__Data supplied__.
#####

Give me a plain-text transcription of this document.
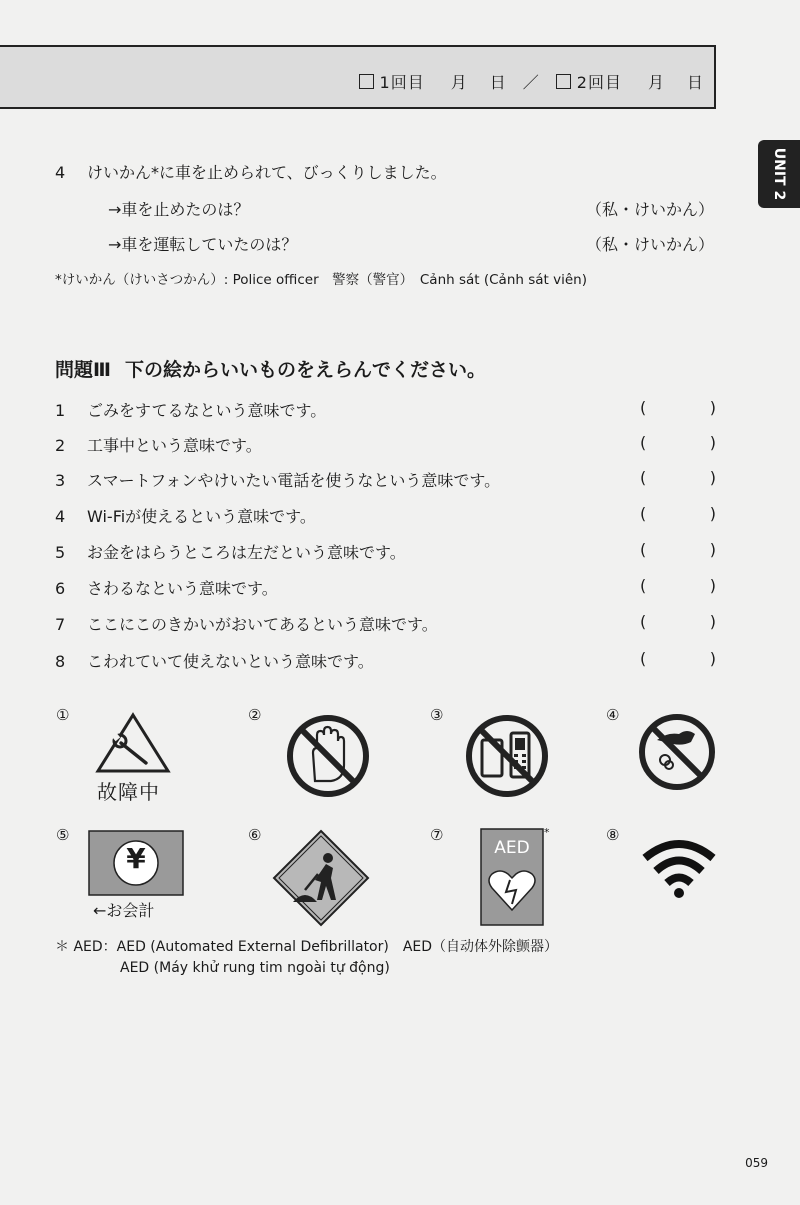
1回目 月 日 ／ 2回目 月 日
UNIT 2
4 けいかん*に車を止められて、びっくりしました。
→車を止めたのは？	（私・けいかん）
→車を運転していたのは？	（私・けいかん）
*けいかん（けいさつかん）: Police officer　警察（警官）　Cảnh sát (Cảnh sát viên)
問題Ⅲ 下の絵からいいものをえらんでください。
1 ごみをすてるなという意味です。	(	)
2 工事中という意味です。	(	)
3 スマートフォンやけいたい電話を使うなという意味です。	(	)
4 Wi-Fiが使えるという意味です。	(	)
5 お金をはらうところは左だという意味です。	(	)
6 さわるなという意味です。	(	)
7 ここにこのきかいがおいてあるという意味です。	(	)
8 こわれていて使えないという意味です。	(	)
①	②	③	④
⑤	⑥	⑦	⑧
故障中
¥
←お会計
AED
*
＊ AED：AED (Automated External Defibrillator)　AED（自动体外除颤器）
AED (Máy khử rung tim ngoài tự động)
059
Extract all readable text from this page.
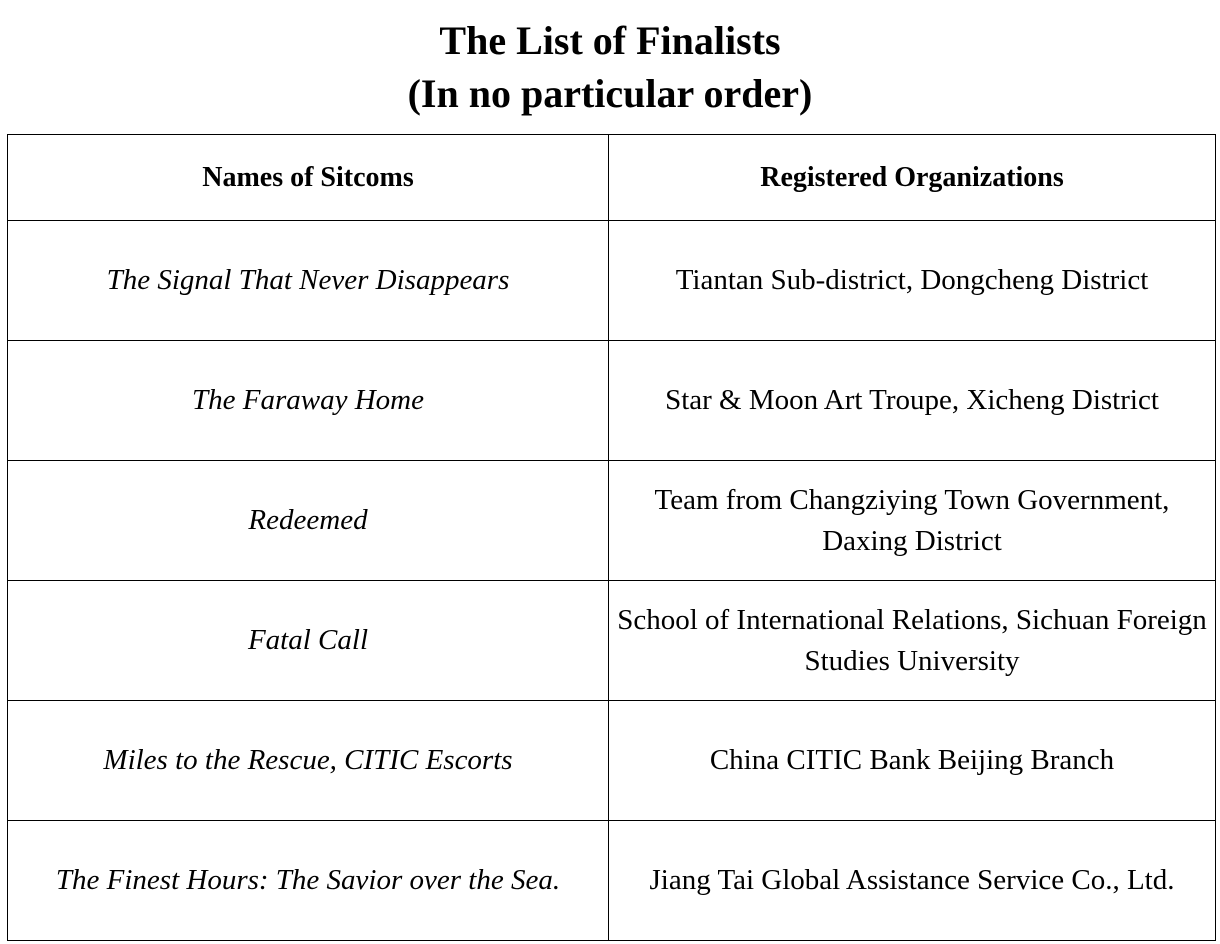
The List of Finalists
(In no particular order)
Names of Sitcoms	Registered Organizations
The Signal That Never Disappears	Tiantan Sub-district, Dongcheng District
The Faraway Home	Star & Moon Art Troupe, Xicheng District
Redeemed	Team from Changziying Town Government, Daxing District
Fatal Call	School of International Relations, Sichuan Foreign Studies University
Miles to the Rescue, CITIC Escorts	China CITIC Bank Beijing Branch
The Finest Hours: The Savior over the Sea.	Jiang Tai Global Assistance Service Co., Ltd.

#####

__Your objective__. Find every line in the records that contains the word "けいかん"; copy those lines.

__Full solution__.
4 けいかん*に車を止められて、びっくりしました。
→車を止めたのは？	（私・けいかん）
→車を運転していたのは？	（私・けいかん）
*けいかん（けいさつかん）: Police officer　警察（警官）　Cảnh sát (Cảnh sát viên)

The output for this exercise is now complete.